• [WHAT IS ASKED]: All of the data should be output character for character, except the pictures.

• [EXERCISE MATERIALS]:
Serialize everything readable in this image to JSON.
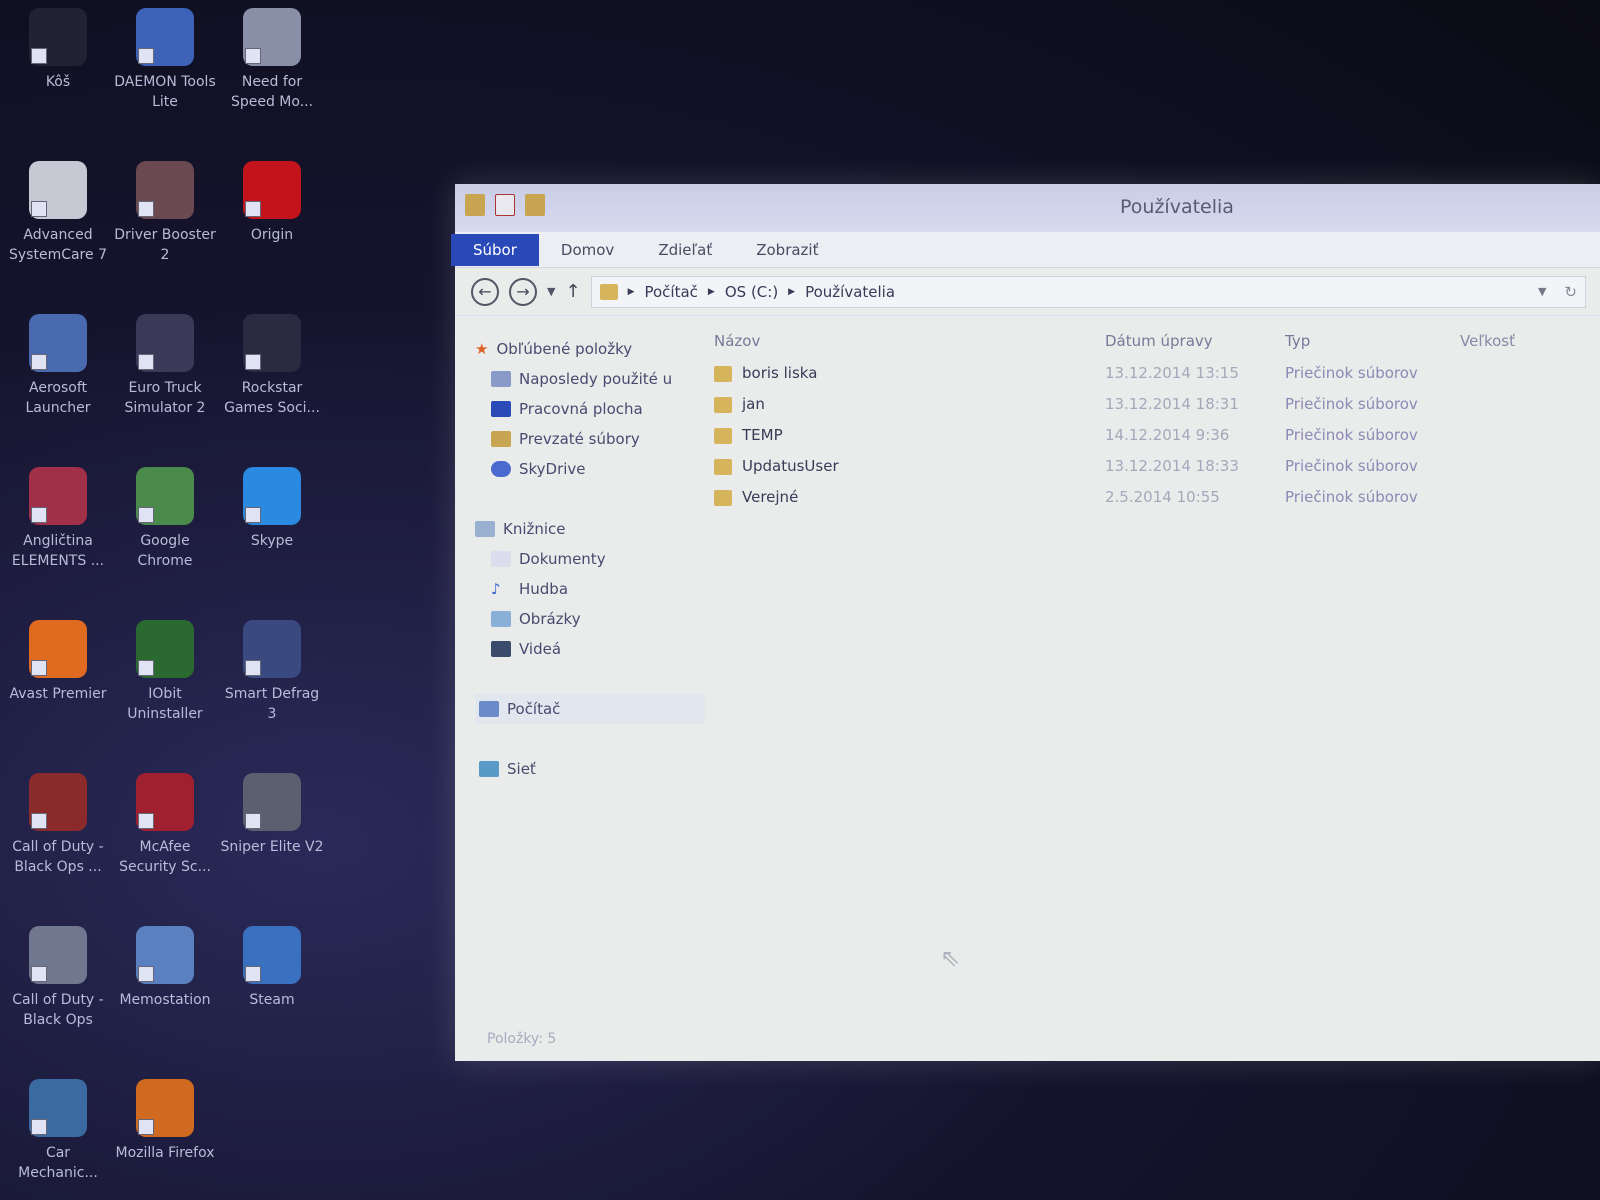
{
  "desktop": {
    "icons": [
      {
        "label": "Kôš",
        "color": "#223"
      },
      {
        "label": "DAEMON Tools Lite",
        "color": "#3c63b8"
      },
      {
        "label": "Need for Speed Mo...",
        "color": "#8a8fa8"
      },
      {
        "label": "Advanced SystemCare 7",
        "color": "#c8c8d4"
      },
      {
        "label": "Driver Booster 2",
        "color": "#6a4a50"
      },
      {
        "label": "Origin",
        "color": "#c2141a"
      },
      {
        "label": "Aerosoft Launcher",
        "color": "#4a6ab0"
      },
      {
        "label": "Euro Truck Simulator 2",
        "color": "#3a3a58"
      },
      {
        "label": "Rockstar Games Soci...",
        "color": "#2a2a40"
      },
      {
        "label": "Angličtina ELEMENTS ...",
        "color": "#a03048"
      },
      {
        "label": "Google Chrome",
        "color": "#4a8a4a"
      },
      {
        "label": "Skype",
        "color": "#2a8ae0"
      },
      {
        "label": "Avast Premier",
        "color": "#e06a20"
      },
      {
        "label": "IObit Uninstaller",
        "color": "#2a6a30"
      },
      {
        "label": "Smart Defrag 3",
        "color": "#3a4a80"
      },
      {
        "label": "Call of Duty - Black Ops ...",
        "color": "#8a2a2a"
      },
      {
        "label": "McAfee Security Sc...",
        "color": "#a02030"
      },
      {
        "label": "Sniper Elite V2",
        "color": "#5a6070"
      },
      {
        "label": "Call of Duty - Black Ops",
        "color": "#707890"
      },
      {
        "label": "Memostation",
        "color": "#5a80c0"
      },
      {
        "label": "Steam",
        "color": "#3a70c0"
      },
      {
        "label": "Car Mechanic...",
        "color": "#3a6aa0"
      },
      {
        "label": "Mozilla Firefox",
        "color": "#d06a20"
      }
    ]
  },
  "window": {
    "title": "Používatelia",
    "tabs": [
      "Súbor",
      "Domov",
      "Zdieľať",
      "Zobraziť"
    ],
    "path": [
      "Počítač",
      "OS (C:)",
      "Používatelia"
    ],
    "nav": {
      "favorites": {
        "label": "Obľúbené položky",
        "items": [
          "Naposledy použité u",
          "Pracovná plocha",
          "Prevzaté súbory",
          "SkyDrive"
        ]
      },
      "libraries": {
        "label": "Knižnice",
        "items": [
          "Dokumenty",
          "Hudba",
          "Obrázky",
          "Videá"
        ]
      },
      "computer": "Počítač",
      "network": "Sieť"
    },
    "columns": [
      "Názov",
      "Dátum úpravy",
      "Typ",
      "Veľkosť"
    ],
    "files": [
      {
        "name": "boris liska",
        "date": "13.12.2014 13:15",
        "type": "Priečinok súborov",
        "size": ""
      },
      {
        "name": "jan",
        "date": "13.12.2014 18:31",
        "type": "Priečinok súborov",
        "size": ""
      },
      {
        "name": "TEMP",
        "date": "14.12.2014 9:36",
        "type": "Priečinok súborov",
        "size": ""
      },
      {
        "name": "UpdatusUser",
        "date": "13.12.2014 18:33",
        "type": "Priečinok súborov",
        "size": ""
      },
      {
        "name": "Verejné",
        "date": "2.5.2014 10:55",
        "type": "Priečinok súborov",
        "size": ""
      }
    ],
    "status": "Položky: 5"
  }
}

• [FULL OUTPUT]:
Serialize everything readable in this image to JSON.
{
  "desktop": {
    "icons": [
      {
        "label": "Kôš",
        "color": "#223"
      },
      {
        "label": "DAEMON Tools Lite",
        "color": "#3c63b8"
      },
      {
        "label": "Need for Speed Mo...",
        "color": "#8a8fa8"
      },
      {
        "label": "Advanced SystemCare 7",
        "color": "#c8c8d4"
      },
      {
        "label": "Driver Booster 2",
        "color": "#6a4a50"
      },
      {
        "label": "Origin",
        "color": "#c2141a"
      },
      {
        "label": "Aerosoft Launcher",
        "color": "#4a6ab0"
      },
      {
        "label": "Euro Truck Simulator 2",
        "color": "#3a3a58"
      },
      {
        "label": "Rockstar Games Soci...",
        "color": "#2a2a40"
      },
      {
        "label": "Angličtina ELEMENTS ...",
        "color": "#a03048"
      },
      {
        "label": "Google Chrome",
        "color": "#4a8a4a"
      },
      {
        "label": "Skype",
        "color": "#2a8ae0"
      },
      {
        "label": "Avast Premier",
        "color": "#e06a20"
      },
      {
        "label": "IObit Uninstaller",
        "color": "#2a6a30"
      },
      {
        "label": "Smart Defrag 3",
        "color": "#3a4a80"
      },
      {
        "label": "Call of Duty - Black Ops ...",
        "color": "#8a2a2a"
      },
      {
        "label": "McAfee Security Sc...",
        "color": "#a02030"
      },
      {
        "label": "Sniper Elite V2",
        "color": "#5a6070"
      },
      {
        "label": "Call of Duty - Black Ops",
        "color": "#707890"
      },
      {
        "label": "Memostation",
        "color": "#5a80c0"
      },
      {
        "label": "Steam",
        "color": "#3a70c0"
      },
      {
        "label": "Car Mechanic...",
        "color": "#3a6aa0"
      },
      {
        "label": "Mozilla Firefox",
        "color": "#d06a20"
      }
    ]
  },
  "window": {
    "title": "Používatelia",
    "tabs": [
      "Súbor",
      "Domov",
      "Zdieľať",
      "Zobraziť"
    ],
    "path": [
      "Počítač",
      "OS (C:)",
      "Používatelia"
    ],
    "nav": {
      "favorites": {
        "label": "Obľúbené položky",
        "items": [
          "Naposledy použité u",
          "Pracovná plocha",
          "Prevzaté súbory",
          "SkyDrive"
        ]
      },
      "libraries": {
        "label": "Knižnice",
        "items": [
          "Dokumenty",
          "Hudba",
          "Obrázky",
          "Videá"
        ]
      },
      "computer": "Počítač",
      "network": "Sieť"
    },
    "columns": [
      "Názov",
      "Dátum úpravy",
      "Typ",
      "Veľkosť"
    ],
    "files": [
      {
        "name": "boris liska",
        "date": "13.12.2014 13:15",
        "type": "Priečinok súborov",
        "size": ""
      },
      {
        "name": "jan",
        "date": "13.12.2014 18:31",
        "type": "Priečinok súborov",
        "size": ""
      },
      {
        "name": "TEMP",
        "date": "14.12.2014 9:36",
        "type": "Priečinok súborov",
        "size": ""
      },
      {
        "name": "UpdatusUser",
        "date": "13.12.2014 18:33",
        "type": "Priečinok súborov",
        "size": ""
      },
      {
        "name": "Verejné",
        "date": "2.5.2014 10:55",
        "type": "Priečinok súborov",
        "size": ""
      }
    ],
    "status": "Položky: 5"
  }
}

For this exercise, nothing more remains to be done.